• [Data shown]
►
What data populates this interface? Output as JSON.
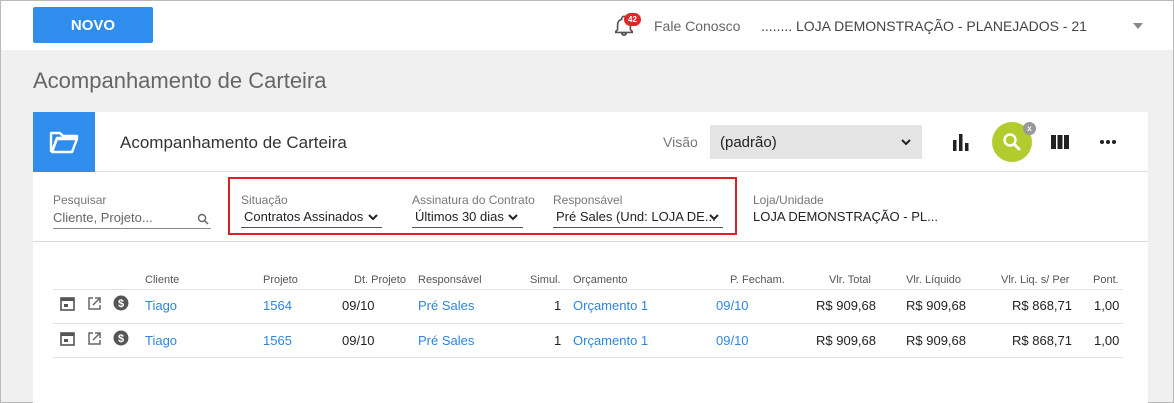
{
  "topbar": {
    "novo_label": "NOVO",
    "notification_count": "42",
    "fale_conosco": "Fale Conosco",
    "store": "........ LOJA DEMONSTRAÇÃO - PLANEJADOS - 21"
  },
  "page_title": "Acompanhamento de Carteira",
  "card": {
    "title": "Acompanhamento de Carteira",
    "visao_label": "Visão",
    "visao_value": "(padrão)",
    "search_clear": "x"
  },
  "filters": {
    "pesquisar": {
      "label": "Pesquisar",
      "placeholder": "Cliente, Projeto..."
    },
    "situacao": {
      "label": "Situação",
      "value": "Contratos Assinados"
    },
    "assinatura": {
      "label": "Assinatura do Contrato",
      "value": "Últimos 30 dias"
    },
    "responsavel": {
      "label": "Responsável",
      "value": "Pré Sales (Und: LOJA DE..."
    },
    "loja": {
      "label": "Loja/Unidade",
      "value": "LOJA DEMONSTRAÇÃO - PL..."
    }
  },
  "table": {
    "headers": {
      "cliente": "Cliente",
      "projeto": "Projeto",
      "dt_projeto": "Dt. Projeto",
      "responsavel": "Responsável",
      "simul": "Simul.",
      "orcamento": "Orçamento",
      "p_fecham": "P. Fecham.",
      "vlr_total": "Vlr. Total",
      "vlr_liquido": "Vlr. Líquido",
      "vlr_liq_per": "Vlr. Liq. s/ Per",
      "pont": "Pont."
    },
    "rows": [
      {
        "cliente": "Tiago",
        "projeto": "1564",
        "dt_projeto": "09/10",
        "responsavel": "Pré Sales",
        "simul": "1",
        "orcamento": "Orçamento 1",
        "p_fecham": "09/10",
        "vlr_total": "R$ 909,68",
        "vlr_liquido": "R$ 909,68",
        "vlr_liq_per": "R$ 868,71",
        "pont": "1,00"
      },
      {
        "cliente": "Tiago",
        "projeto": "1565",
        "dt_projeto": "09/10",
        "responsavel": "Pré Sales",
        "simul": "1",
        "orcamento": "Orçamento 1",
        "p_fecham": "09/10",
        "vlr_total": "R$ 909,68",
        "vlr_liquido": "R$ 909,68",
        "vlr_liq_per": "R$ 868,71",
        "pont": "1,00"
      }
    ]
  },
  "colors": {
    "primary": "#2f8eed",
    "search_accent": "#b2cc2e",
    "link": "#2e86de",
    "highlight_border": "#d82227",
    "badge": "#e0282b"
  }
}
◄
• [To be done]
Omit the pictures. Output every record above word for word.

• [Expected answer]
What data populates this interface? Output as JSON.
{
  "topbar": {
    "novo_label": "NOVO",
    "notification_count": "42",
    "fale_conosco": "Fale Conosco",
    "store": "........ LOJA DEMONSTRAÇÃO - PLANEJADOS - 21"
  },
  "page_title": "Acompanhamento de Carteira",
  "card": {
    "title": "Acompanhamento de Carteira",
    "visao_label": "Visão",
    "visao_value": "(padrão)",
    "search_clear": "x"
  },
  "filters": {
    "pesquisar": {
      "label": "Pesquisar",
      "placeholder": "Cliente, Projeto..."
    },
    "situacao": {
      "label": "Situação",
      "value": "Contratos Assinados"
    },
    "assinatura": {
      "label": "Assinatura do Contrato",
      "value": "Últimos 30 dias"
    },
    "responsavel": {
      "label": "Responsável",
      "value": "Pré Sales (Und: LOJA DE..."
    },
    "loja": {
      "label": "Loja/Unidade",
      "value": "LOJA DEMONSTRAÇÃO - PL..."
    }
  },
  "table": {
    "headers": {
      "cliente": "Cliente",
      "projeto": "Projeto",
      "dt_projeto": "Dt. Projeto",
      "responsavel": "Responsável",
      "simul": "Simul.",
      "orcamento": "Orçamento",
      "p_fecham": "P. Fecham.",
      "vlr_total": "Vlr. Total",
      "vlr_liquido": "Vlr. Líquido",
      "vlr_liq_per": "Vlr. Liq. s/ Per",
      "pont": "Pont."
    },
    "rows": [
      {
        "cliente": "Tiago",
        "projeto": "1564",
        "dt_projeto": "09/10",
        "responsavel": "Pré Sales",
        "simul": "1",
        "orcamento": "Orçamento 1",
        "p_fecham": "09/10",
        "vlr_total": "R$ 909,68",
        "vlr_liquido": "R$ 909,68",
        "vlr_liq_per": "R$ 868,71",
        "pont": "1,00"
      },
      {
        "cliente": "Tiago",
        "projeto": "1565",
        "dt_projeto": "09/10",
        "responsavel": "Pré Sales",
        "simul": "1",
        "orcamento": "Orçamento 1",
        "p_fecham": "09/10",
        "vlr_total": "R$ 909,68",
        "vlr_liquido": "R$ 909,68",
        "vlr_liq_per": "R$ 868,71",
        "pont": "1,00"
      }
    ]
  },
  "colors": {
    "primary": "#2f8eed",
    "search_accent": "#b2cc2e",
    "link": "#2e86de",
    "highlight_border": "#d82227",
    "badge": "#e0282b"
  }
}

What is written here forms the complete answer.